Direction –
Write only the number of lines in the records beneath that hold "have".

Data records –
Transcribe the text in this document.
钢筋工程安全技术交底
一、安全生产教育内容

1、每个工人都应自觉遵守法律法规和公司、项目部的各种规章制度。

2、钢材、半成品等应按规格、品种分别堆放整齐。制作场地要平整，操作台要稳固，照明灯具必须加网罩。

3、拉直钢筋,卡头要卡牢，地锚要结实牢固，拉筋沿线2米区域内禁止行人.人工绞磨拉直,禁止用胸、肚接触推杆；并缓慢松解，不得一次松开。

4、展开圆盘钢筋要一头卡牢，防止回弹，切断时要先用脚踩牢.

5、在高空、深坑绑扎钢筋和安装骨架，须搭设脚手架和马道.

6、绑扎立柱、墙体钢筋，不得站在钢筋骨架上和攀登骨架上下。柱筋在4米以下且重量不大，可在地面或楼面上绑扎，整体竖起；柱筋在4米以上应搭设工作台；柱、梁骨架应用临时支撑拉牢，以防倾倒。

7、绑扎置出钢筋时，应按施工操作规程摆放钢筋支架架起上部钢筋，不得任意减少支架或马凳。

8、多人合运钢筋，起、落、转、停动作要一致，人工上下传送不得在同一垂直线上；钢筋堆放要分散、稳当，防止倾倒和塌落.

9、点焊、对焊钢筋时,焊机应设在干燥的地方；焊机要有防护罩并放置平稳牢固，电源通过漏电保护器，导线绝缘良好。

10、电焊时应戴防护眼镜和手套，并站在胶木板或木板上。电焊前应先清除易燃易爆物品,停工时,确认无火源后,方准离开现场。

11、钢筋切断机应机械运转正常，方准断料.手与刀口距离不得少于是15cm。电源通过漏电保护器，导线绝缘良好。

---

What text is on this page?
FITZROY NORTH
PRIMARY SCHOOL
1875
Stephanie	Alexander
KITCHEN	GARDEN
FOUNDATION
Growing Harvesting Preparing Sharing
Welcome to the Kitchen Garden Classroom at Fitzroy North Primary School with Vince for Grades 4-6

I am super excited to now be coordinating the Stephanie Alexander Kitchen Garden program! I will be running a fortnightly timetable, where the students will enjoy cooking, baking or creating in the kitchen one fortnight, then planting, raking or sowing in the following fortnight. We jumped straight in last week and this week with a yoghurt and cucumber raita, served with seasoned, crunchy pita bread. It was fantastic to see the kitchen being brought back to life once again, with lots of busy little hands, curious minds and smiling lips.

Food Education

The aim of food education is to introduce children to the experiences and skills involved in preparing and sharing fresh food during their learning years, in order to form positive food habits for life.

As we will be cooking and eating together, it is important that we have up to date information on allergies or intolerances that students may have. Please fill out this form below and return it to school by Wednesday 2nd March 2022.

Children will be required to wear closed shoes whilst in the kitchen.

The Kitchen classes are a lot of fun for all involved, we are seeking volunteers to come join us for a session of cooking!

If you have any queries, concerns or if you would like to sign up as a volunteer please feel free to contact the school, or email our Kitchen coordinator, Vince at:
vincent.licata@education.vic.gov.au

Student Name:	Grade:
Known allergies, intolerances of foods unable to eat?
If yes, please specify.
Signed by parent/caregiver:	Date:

* * *

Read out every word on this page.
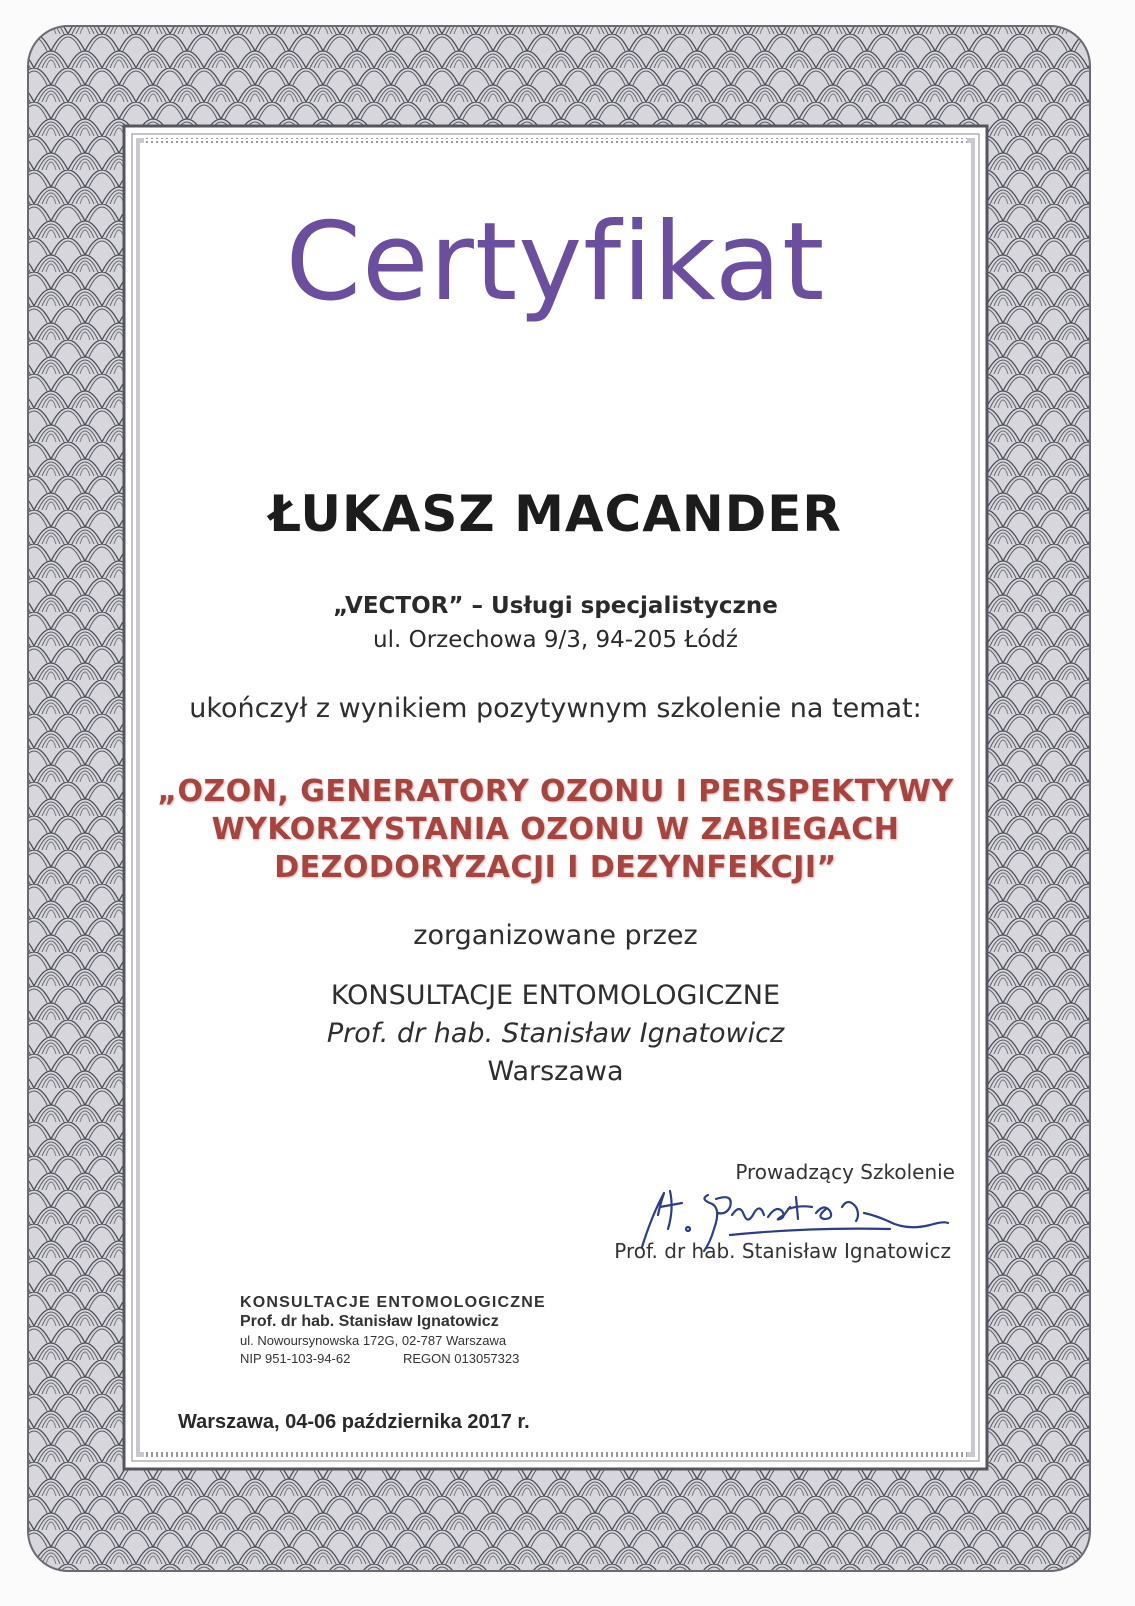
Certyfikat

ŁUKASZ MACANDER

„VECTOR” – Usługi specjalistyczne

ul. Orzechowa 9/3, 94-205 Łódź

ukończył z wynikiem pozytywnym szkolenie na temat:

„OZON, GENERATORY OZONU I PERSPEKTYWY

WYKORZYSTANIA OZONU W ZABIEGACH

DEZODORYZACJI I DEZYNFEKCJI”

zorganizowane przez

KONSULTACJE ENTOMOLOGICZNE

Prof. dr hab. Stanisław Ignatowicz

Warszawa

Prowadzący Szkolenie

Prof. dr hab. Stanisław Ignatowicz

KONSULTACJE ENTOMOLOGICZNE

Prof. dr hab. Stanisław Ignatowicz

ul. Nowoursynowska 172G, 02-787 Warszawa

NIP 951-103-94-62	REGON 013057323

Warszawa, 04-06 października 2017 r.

Exercise response –
2